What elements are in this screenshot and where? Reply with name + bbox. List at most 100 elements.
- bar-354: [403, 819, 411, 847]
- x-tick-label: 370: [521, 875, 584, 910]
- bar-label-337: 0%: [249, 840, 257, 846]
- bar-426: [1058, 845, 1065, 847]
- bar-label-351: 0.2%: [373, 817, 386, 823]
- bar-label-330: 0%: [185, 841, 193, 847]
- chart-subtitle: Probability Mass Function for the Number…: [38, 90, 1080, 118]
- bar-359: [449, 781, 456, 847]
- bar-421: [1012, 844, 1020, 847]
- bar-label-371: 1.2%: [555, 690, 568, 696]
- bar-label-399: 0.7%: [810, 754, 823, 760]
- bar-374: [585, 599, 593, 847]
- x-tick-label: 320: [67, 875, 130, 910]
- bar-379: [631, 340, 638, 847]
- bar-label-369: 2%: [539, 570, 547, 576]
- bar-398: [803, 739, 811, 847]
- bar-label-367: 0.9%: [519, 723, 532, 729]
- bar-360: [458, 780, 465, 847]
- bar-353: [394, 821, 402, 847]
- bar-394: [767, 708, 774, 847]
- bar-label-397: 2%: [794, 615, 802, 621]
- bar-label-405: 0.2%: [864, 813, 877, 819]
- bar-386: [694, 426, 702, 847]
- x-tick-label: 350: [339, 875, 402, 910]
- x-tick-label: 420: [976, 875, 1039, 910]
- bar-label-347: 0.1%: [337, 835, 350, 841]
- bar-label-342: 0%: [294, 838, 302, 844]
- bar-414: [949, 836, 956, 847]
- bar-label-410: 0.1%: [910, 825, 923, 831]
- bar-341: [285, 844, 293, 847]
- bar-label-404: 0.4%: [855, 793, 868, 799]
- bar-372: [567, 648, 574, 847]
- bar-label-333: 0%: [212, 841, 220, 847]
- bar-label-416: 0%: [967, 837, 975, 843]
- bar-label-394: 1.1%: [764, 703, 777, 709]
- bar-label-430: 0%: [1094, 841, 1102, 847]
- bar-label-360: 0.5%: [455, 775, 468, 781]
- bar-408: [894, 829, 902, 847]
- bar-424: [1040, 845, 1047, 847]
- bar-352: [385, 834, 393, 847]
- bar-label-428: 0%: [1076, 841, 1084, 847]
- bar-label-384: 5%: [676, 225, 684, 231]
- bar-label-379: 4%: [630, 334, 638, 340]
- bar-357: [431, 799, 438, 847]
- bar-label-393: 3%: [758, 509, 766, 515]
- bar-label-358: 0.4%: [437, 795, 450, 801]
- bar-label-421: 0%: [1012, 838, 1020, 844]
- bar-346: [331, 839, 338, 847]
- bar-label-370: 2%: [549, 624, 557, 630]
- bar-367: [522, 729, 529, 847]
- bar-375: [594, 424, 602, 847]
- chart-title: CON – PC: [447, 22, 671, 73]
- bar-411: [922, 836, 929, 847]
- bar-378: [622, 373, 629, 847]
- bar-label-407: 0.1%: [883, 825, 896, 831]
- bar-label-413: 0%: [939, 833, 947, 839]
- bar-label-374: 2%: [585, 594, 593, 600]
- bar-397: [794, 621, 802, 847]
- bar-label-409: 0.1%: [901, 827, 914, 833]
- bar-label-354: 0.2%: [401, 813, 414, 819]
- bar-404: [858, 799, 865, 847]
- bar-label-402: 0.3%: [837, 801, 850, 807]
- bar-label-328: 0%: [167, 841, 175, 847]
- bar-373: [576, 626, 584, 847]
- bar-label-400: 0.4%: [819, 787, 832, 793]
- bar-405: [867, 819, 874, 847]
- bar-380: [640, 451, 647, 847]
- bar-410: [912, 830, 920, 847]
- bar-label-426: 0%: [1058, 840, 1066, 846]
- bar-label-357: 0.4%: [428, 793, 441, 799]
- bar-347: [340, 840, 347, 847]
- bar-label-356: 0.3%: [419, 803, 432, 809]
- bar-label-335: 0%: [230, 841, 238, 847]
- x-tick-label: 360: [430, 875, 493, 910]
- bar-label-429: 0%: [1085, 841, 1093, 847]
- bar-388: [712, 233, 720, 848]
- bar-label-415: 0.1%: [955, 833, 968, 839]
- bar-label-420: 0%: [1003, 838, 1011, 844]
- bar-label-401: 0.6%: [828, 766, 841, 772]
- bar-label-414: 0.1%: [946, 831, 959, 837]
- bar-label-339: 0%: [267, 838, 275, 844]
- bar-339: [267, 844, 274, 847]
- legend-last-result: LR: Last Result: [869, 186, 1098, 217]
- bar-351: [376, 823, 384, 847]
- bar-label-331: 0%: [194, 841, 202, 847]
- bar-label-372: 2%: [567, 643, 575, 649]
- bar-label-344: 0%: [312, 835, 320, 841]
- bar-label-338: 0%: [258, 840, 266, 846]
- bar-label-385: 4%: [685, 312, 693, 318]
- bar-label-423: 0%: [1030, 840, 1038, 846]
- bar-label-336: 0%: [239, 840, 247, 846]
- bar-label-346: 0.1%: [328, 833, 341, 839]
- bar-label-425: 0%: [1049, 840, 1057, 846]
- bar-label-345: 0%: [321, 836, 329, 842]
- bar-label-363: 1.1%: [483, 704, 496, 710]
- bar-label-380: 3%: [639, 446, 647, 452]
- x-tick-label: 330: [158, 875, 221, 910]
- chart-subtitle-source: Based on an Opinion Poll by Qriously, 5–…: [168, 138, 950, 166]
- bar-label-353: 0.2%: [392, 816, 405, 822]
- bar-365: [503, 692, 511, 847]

+===+

EXERCISE AIM:
Pick out every line in the records above that contains the string "chart", and copy each one in full.

EXPECTED OUTPUT:
- chart-subtitle: Probability Mass Function for the Number…: [38, 90, 1080, 118]
- chart-title: CON – PC: [447, 22, 671, 73]
- chart-subtitle-source: Based on an Opinion Poll by Qriously, 5–…: [168, 138, 950, 166]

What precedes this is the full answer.